> [SET PROBLEM]
Gather up the lines that contain "Water".

> [MATERIAL PROVIDED]
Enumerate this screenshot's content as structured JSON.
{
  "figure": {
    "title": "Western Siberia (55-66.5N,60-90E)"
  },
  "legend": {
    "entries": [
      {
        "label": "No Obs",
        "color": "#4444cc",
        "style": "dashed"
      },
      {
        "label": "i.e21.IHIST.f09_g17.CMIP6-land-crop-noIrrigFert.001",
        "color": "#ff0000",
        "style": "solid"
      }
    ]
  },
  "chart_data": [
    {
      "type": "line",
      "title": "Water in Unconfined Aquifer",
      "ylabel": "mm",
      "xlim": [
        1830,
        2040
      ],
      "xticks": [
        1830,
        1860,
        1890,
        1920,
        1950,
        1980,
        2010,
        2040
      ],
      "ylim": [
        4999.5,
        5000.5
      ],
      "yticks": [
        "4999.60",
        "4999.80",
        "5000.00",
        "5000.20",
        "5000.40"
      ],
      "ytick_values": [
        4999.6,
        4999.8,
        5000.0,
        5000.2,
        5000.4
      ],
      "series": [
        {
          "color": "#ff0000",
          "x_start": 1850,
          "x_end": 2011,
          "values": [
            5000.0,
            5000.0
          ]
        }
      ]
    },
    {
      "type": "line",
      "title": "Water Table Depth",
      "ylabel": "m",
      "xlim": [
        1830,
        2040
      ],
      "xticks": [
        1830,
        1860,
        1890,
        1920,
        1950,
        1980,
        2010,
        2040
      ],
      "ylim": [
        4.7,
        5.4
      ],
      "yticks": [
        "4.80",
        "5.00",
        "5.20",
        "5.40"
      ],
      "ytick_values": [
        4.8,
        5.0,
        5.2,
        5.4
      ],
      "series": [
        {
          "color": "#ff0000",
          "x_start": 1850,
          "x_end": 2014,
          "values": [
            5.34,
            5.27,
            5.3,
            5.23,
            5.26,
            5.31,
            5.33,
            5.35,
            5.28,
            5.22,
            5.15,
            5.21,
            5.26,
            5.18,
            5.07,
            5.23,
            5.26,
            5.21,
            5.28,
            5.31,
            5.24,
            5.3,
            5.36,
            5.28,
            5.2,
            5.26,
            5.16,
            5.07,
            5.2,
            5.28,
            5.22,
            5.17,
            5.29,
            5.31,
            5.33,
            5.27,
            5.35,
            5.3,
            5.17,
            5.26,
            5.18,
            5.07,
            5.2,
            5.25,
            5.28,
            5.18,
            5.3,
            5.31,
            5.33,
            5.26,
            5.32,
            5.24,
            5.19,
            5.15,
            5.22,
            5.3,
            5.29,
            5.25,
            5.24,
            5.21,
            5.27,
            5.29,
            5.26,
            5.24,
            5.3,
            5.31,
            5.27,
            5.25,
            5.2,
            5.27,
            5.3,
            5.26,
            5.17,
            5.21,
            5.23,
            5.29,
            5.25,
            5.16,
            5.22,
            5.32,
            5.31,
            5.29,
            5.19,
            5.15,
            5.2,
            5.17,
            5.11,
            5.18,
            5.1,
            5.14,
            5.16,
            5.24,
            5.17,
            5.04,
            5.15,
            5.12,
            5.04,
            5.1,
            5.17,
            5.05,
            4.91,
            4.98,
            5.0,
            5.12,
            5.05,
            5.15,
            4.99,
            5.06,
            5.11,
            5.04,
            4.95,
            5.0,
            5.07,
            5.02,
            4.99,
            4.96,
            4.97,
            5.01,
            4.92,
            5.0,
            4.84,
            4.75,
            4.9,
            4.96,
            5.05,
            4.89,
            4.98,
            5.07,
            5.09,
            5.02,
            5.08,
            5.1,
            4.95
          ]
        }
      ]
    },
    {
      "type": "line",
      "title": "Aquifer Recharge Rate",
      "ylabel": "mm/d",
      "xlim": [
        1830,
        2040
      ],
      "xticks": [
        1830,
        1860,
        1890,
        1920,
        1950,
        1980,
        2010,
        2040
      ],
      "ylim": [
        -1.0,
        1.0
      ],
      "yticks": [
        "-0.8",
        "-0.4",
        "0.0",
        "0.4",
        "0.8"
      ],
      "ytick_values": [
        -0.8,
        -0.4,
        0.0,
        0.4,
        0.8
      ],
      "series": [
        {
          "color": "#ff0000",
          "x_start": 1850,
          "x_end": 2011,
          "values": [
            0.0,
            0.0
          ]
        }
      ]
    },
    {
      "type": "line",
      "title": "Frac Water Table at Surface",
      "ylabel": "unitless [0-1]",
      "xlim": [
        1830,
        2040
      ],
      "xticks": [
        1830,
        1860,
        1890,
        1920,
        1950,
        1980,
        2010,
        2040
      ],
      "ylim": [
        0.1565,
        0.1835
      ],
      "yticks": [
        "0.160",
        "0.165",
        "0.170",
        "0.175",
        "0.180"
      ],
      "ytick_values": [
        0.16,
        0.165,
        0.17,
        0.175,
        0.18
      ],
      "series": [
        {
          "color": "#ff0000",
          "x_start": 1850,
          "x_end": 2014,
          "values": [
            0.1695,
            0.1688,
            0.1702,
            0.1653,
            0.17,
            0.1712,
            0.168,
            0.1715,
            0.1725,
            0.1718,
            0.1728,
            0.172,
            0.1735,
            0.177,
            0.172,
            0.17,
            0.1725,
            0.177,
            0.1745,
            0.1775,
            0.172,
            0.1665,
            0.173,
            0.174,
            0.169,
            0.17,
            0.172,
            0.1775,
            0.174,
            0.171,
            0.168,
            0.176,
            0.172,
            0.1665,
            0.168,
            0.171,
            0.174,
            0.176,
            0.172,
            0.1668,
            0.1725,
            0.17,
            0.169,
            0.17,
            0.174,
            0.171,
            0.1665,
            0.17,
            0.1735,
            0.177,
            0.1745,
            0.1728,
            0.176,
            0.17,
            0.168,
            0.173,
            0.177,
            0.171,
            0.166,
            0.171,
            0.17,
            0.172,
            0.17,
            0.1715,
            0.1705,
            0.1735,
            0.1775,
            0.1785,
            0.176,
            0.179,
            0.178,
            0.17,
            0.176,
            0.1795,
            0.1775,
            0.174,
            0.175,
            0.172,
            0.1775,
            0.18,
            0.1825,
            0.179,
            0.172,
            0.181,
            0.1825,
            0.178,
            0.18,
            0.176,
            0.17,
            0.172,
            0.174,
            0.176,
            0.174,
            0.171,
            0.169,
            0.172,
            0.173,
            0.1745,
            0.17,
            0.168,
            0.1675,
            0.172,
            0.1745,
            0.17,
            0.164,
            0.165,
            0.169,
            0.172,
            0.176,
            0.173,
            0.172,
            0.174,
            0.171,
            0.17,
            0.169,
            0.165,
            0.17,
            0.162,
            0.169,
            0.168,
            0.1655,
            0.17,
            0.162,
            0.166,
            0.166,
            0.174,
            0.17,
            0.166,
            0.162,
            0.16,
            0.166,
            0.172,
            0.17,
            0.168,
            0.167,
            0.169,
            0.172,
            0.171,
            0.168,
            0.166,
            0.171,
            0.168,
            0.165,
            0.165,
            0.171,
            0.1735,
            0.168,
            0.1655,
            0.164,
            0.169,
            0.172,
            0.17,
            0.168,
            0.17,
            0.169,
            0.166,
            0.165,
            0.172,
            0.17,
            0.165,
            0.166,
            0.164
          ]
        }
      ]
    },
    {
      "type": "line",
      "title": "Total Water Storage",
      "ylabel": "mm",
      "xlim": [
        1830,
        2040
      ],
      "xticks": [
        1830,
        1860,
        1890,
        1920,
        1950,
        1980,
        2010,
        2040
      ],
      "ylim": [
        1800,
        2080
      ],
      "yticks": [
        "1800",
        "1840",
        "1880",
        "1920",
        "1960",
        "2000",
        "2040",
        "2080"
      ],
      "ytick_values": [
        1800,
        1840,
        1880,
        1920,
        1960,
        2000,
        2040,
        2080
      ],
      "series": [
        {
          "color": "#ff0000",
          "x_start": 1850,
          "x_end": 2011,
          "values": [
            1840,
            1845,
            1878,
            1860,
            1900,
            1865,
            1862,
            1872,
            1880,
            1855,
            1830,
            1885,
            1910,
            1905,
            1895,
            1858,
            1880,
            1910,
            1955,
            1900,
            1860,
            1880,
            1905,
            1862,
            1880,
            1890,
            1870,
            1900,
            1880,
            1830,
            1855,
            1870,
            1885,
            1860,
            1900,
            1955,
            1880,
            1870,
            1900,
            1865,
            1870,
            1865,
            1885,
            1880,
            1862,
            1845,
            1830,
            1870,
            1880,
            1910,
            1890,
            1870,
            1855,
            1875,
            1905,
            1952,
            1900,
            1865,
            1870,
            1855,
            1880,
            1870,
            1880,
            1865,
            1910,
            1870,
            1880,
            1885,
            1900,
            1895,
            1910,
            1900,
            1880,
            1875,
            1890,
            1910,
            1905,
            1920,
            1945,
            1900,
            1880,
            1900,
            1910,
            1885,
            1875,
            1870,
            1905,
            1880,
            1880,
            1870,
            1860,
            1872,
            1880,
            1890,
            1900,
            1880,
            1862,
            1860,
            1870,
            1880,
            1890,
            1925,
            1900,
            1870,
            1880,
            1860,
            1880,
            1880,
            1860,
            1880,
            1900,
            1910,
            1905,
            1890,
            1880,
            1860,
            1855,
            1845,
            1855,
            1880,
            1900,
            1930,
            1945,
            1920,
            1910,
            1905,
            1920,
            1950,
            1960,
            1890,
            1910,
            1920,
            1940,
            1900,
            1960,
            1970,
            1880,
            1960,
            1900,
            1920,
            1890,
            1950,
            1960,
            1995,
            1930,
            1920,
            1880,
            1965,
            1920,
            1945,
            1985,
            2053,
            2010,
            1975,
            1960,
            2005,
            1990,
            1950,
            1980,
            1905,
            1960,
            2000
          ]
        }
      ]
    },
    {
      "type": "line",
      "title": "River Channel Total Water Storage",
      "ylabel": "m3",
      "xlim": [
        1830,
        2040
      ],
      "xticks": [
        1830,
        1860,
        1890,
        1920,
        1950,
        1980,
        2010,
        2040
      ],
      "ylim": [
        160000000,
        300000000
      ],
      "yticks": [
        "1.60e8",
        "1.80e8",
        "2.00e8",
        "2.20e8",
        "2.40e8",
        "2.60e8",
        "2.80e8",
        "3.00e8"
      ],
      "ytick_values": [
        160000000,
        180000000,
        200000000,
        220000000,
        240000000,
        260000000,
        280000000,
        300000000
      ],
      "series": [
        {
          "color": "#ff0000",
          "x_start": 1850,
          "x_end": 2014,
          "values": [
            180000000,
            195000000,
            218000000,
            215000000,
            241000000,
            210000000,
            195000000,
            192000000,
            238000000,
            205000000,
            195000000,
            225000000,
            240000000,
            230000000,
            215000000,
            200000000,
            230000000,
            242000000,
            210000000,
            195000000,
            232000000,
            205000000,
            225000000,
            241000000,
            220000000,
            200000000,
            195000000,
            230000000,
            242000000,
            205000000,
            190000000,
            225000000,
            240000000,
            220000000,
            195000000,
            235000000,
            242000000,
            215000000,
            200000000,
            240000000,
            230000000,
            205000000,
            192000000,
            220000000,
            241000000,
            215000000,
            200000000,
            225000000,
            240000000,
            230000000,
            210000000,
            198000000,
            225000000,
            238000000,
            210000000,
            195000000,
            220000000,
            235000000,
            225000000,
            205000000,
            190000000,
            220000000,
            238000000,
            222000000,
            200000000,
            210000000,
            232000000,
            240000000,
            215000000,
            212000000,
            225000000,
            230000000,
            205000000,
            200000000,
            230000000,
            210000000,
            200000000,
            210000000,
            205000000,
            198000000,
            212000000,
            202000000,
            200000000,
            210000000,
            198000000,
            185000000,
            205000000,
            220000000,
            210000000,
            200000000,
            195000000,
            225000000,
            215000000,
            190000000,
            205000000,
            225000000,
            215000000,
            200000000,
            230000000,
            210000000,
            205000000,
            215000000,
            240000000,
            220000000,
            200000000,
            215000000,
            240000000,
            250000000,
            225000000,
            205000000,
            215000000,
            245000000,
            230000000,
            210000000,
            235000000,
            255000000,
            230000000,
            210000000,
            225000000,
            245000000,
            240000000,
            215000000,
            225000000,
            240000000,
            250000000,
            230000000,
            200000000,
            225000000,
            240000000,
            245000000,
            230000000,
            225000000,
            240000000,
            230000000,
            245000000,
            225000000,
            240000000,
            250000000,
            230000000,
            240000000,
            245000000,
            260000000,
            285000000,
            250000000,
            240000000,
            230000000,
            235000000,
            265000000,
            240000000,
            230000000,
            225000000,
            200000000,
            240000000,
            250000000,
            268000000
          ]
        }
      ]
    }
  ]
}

> [FINAL ANSWER]
      "title": "Water in Unconfined Aquifer",
      "title": "Water Table Depth",
      "title": "Frac Water Table at Surface",
      "title": "Total Water Storage",
      "title": "River Channel Total Water Storage",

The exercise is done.